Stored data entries
_ _ _ _ _ _ _

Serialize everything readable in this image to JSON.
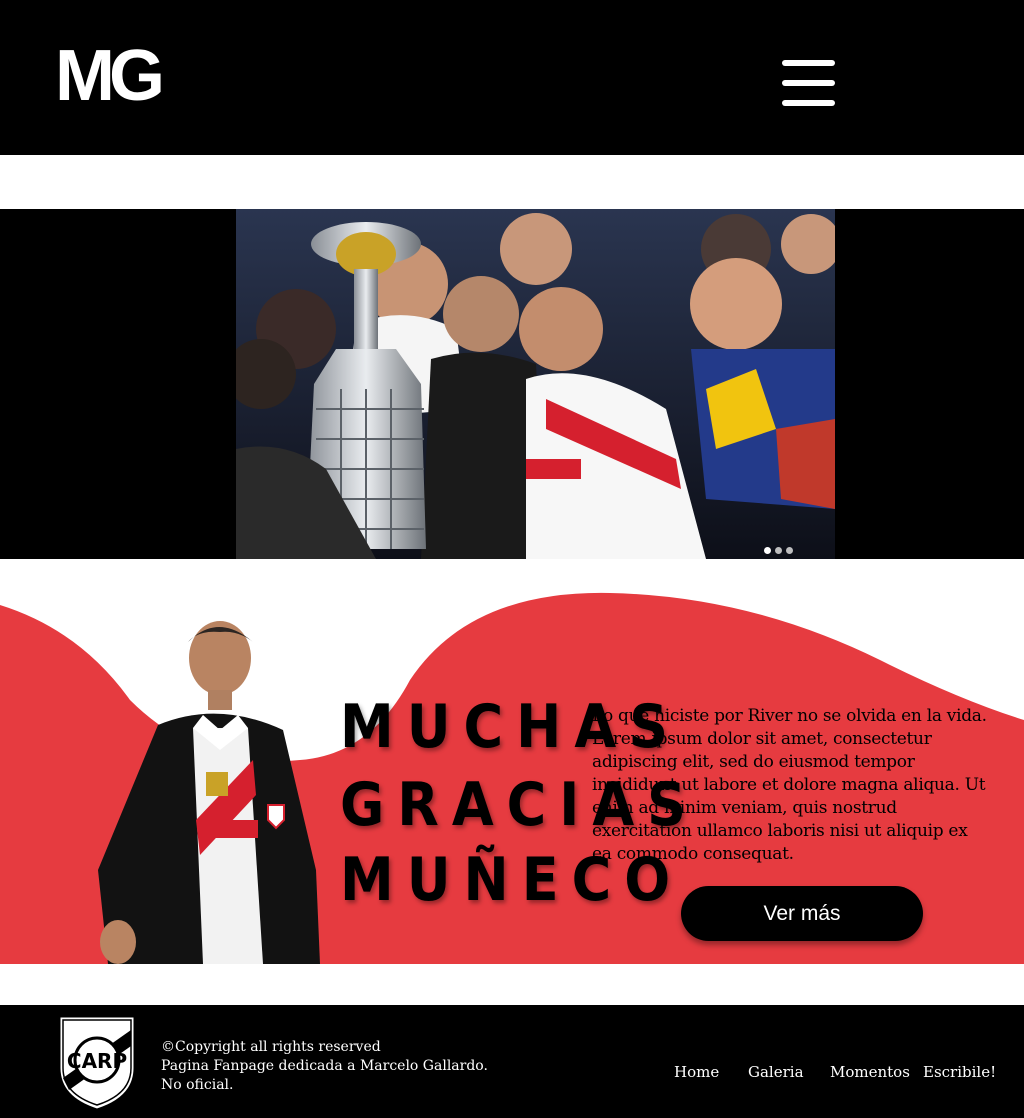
{
  "header": {
    "logo_text": "MG",
    "menu_icon": "hamburger-menu-icon"
  },
  "carousel": {
    "image_alt": "Players celebrating with the Copa Libertadores trophy",
    "slide_count": 3,
    "active_index": 0
  },
  "hero": {
    "words": [
      "MUCHAS",
      "GRACIAS",
      "MUÑECO"
    ],
    "paragraph": "Lo que hiciste por River no se olvida en la vida. Lorem ipsum dolor sit amet, consectetur adipiscing elit, sed do eiusmod tempor incididunt ut labore et dolore magna aliqua. Ut enim ad minim veniam, quis nostrud exercitation ullamco laboris nisi ut aliquip ex ea commodo consequat.",
    "button_label": "Ver más"
  },
  "footer": {
    "crest_icon": "river-plate-crest-icon",
    "copyright": "©Copyright all rights reserved",
    "line2": "Pagina Fanpage dedicada a Marcelo Gallardo.",
    "line3": "No oficial.",
    "nav": [
      "Home",
      "Galeria",
      "Momentos",
      "Escribile!"
    ]
  },
  "colors": {
    "black": "#000000",
    "accent_red": "#e63b40",
    "white": "#ffffff"
  }
}
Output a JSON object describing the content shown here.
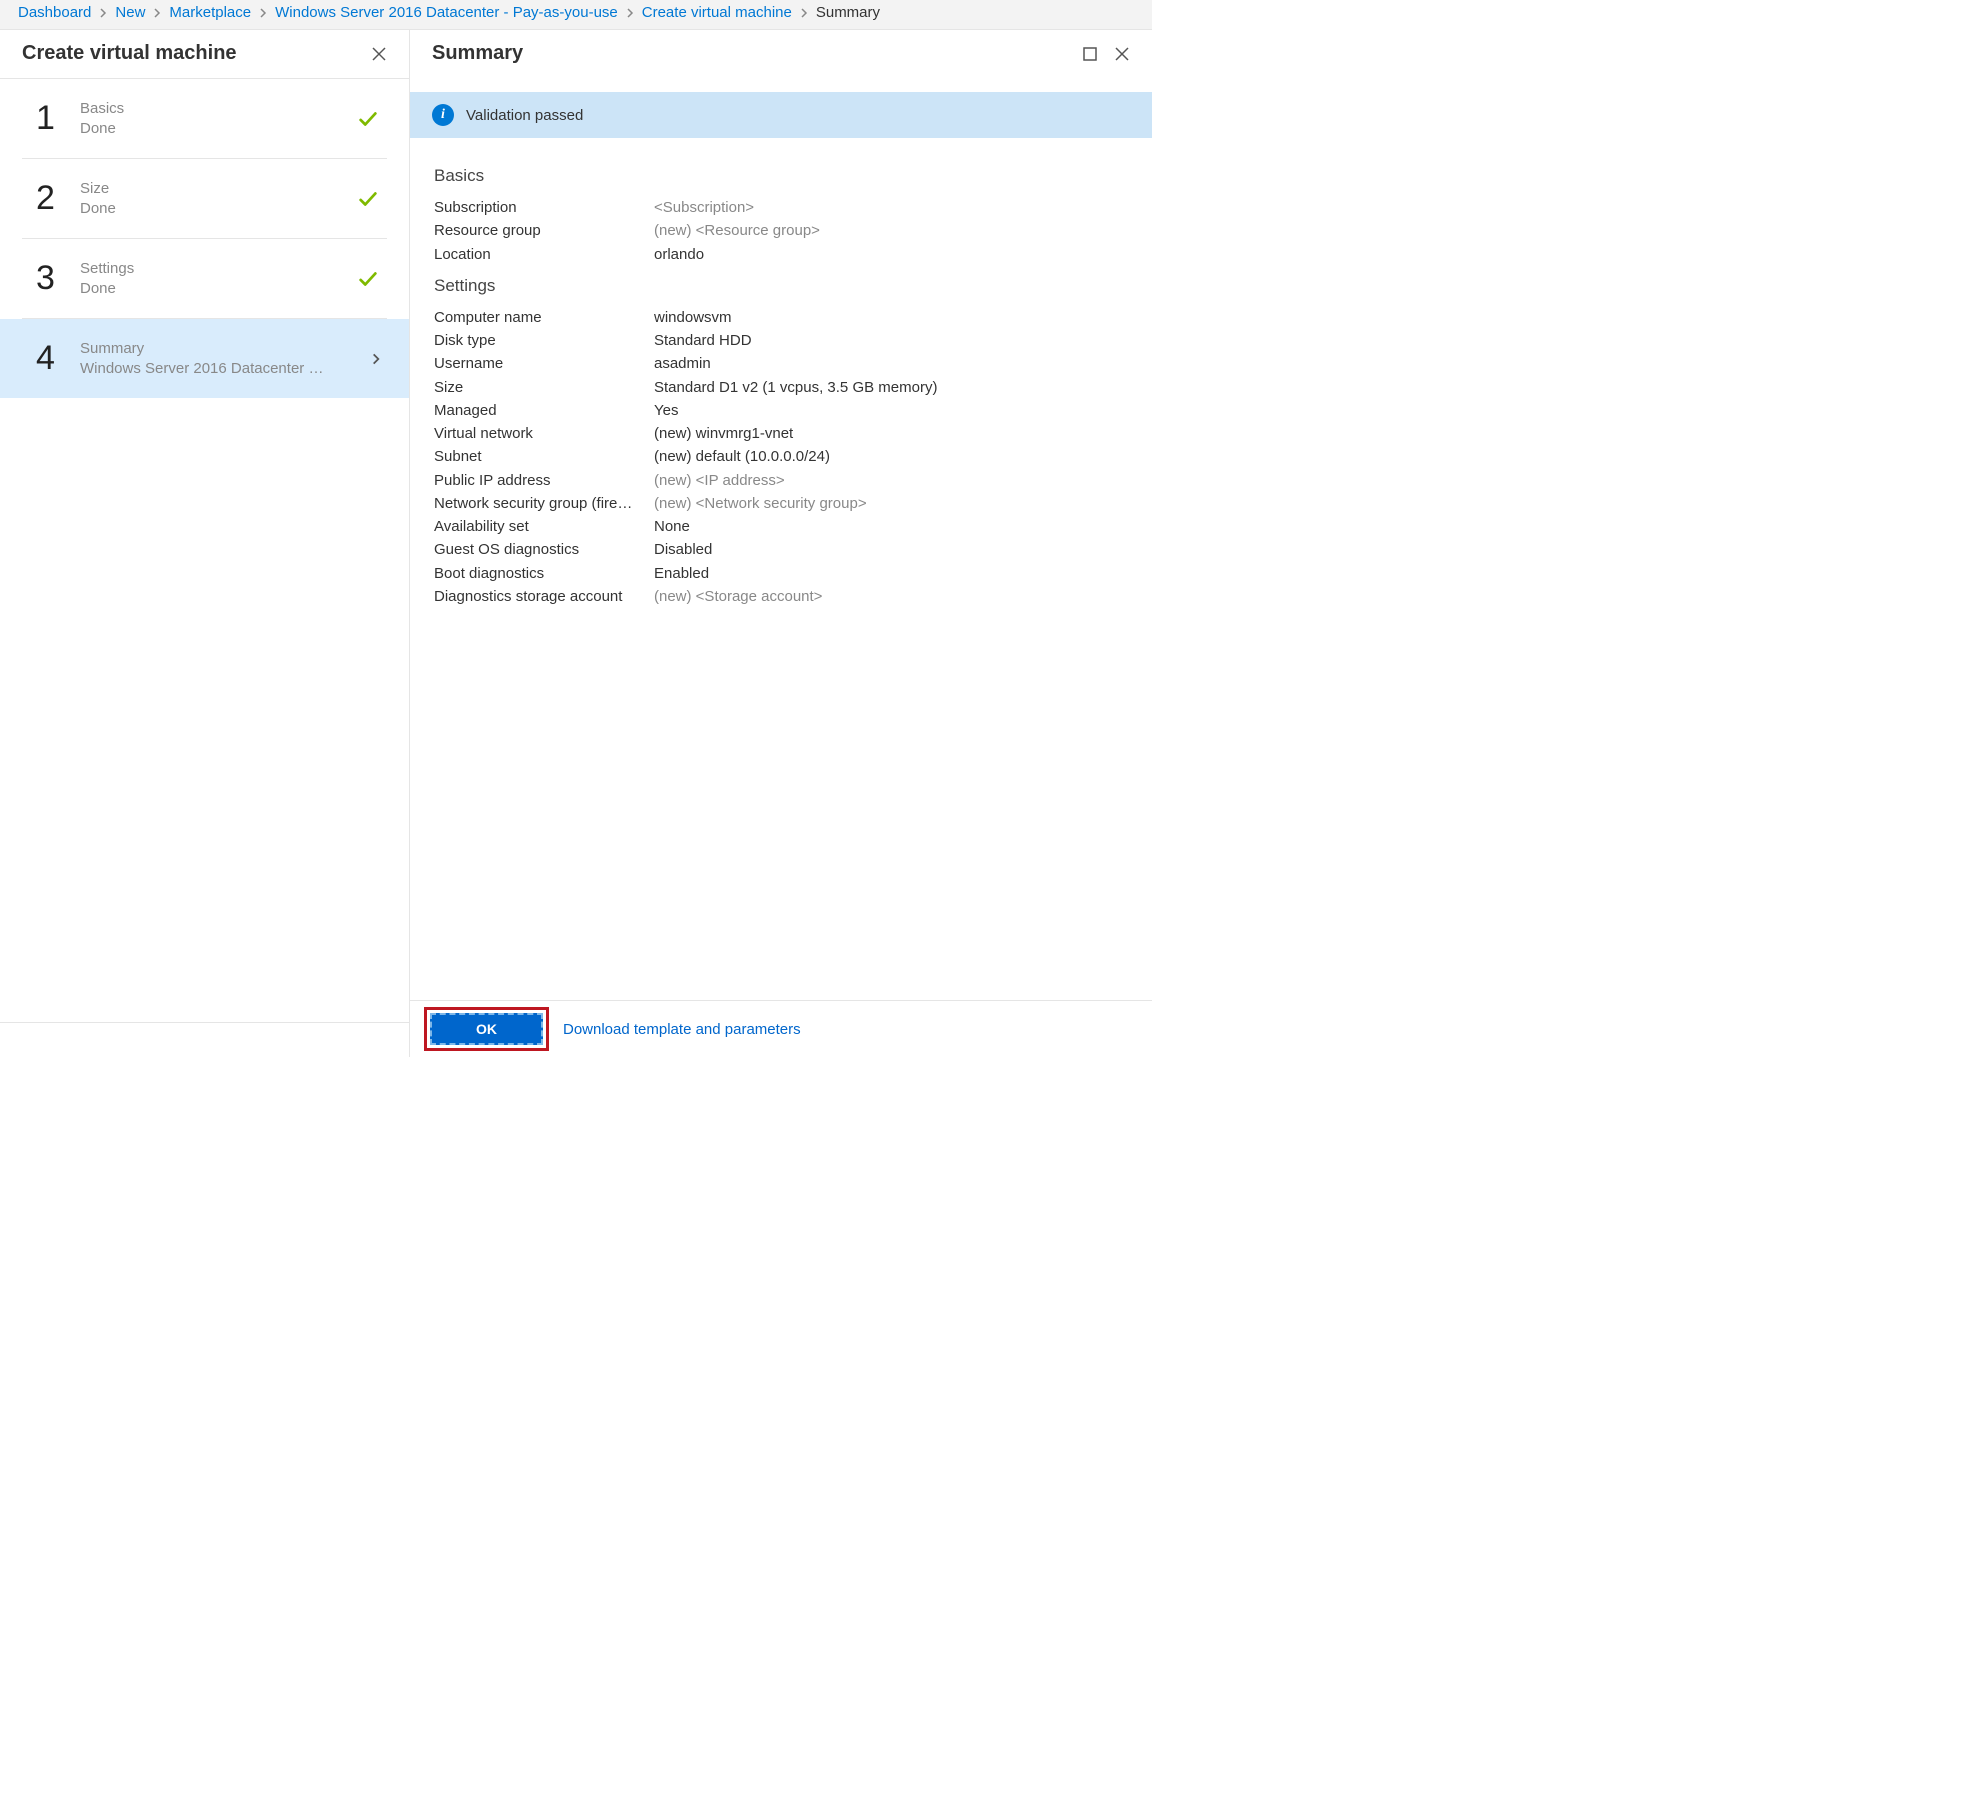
{
  "breadcrumbs": [
    {
      "label": "Dashboard",
      "current": false
    },
    {
      "label": "New",
      "current": false
    },
    {
      "label": "Marketplace",
      "current": false
    },
    {
      "label": "Windows Server 2016 Datacenter - Pay-as-you-use",
      "current": false
    },
    {
      "label": "Create virtual machine",
      "current": false
    },
    {
      "label": "Summary",
      "current": true
    }
  ],
  "left": {
    "title": "Create virtual machine",
    "steps": [
      {
        "num": "1",
        "title": "Basics",
        "sub": "Done",
        "state": "done"
      },
      {
        "num": "2",
        "title": "Size",
        "sub": "Done",
        "state": "done"
      },
      {
        "num": "3",
        "title": "Settings",
        "sub": "Done",
        "state": "done"
      },
      {
        "num": "4",
        "title": "Summary",
        "sub": "Windows Server 2016 Datacenter …",
        "state": "active"
      }
    ]
  },
  "right": {
    "title": "Summary",
    "validation": "Validation passed",
    "sections": [
      {
        "title": "Basics",
        "rows": [
          {
            "k": "Subscription",
            "v": "<Subscription>",
            "muted": true
          },
          {
            "k": "Resource group",
            "v": "(new)  <Resource group>",
            "muted": true
          },
          {
            "k": "Location",
            "v": "orlando"
          }
        ]
      },
      {
        "title": "Settings",
        "rows": [
          {
            "k": "Computer name",
            "v": "windowsvm"
          },
          {
            "k": "Disk type",
            "v": "Standard HDD"
          },
          {
            "k": "Username",
            "v": "asadmin"
          },
          {
            "k": "Size",
            "v": "Standard D1 v2 (1 vcpus, 3.5 GB memory)"
          },
          {
            "k": "Managed",
            "v": "Yes"
          },
          {
            "k": "Virtual network",
            "v": "(new) winvmrg1-vnet"
          },
          {
            "k": "Subnet",
            "v": "(new) default (10.0.0.0/24)"
          },
          {
            "k": "Public IP address",
            "v": "(new)  <IP address>",
            "muted": true
          },
          {
            "k": "Network security group (fire…",
            "v": "(new)  <Network security group>",
            "muted": true
          },
          {
            "k": "Availability set",
            "v": "None"
          },
          {
            "k": "Guest OS diagnostics",
            "v": "Disabled"
          },
          {
            "k": "Boot diagnostics",
            "v": "Enabled"
          },
          {
            "k": "Diagnostics storage account",
            "v": "(new)  <Storage account>",
            "muted": true
          }
        ]
      }
    ],
    "footer": {
      "ok": "OK",
      "download": "Download template and parameters"
    }
  }
}
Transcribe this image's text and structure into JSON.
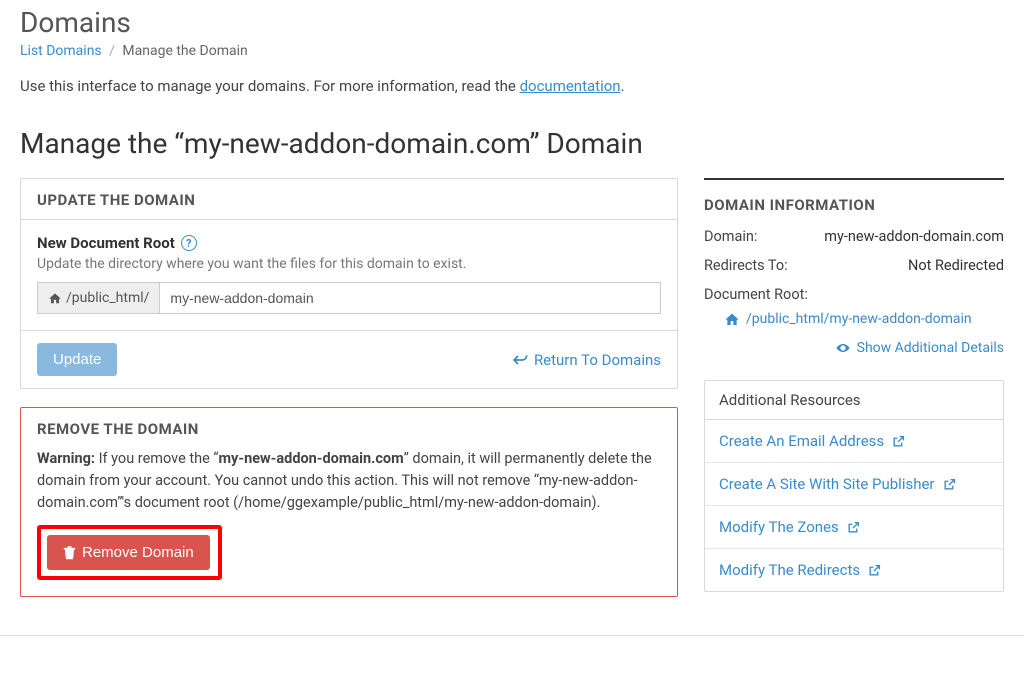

_ _ _ _ _ _ _

Your instructions
Copy each line containing the word "title" from the data.

Answer for the task
    "title": "Create virtual machine",
        "title": "Basics",
        "title": "Size",
        "title": "Settings",
        "title": "Summary",
    "title": "Summary",
        "title": "Basics",
        "title": "Settings",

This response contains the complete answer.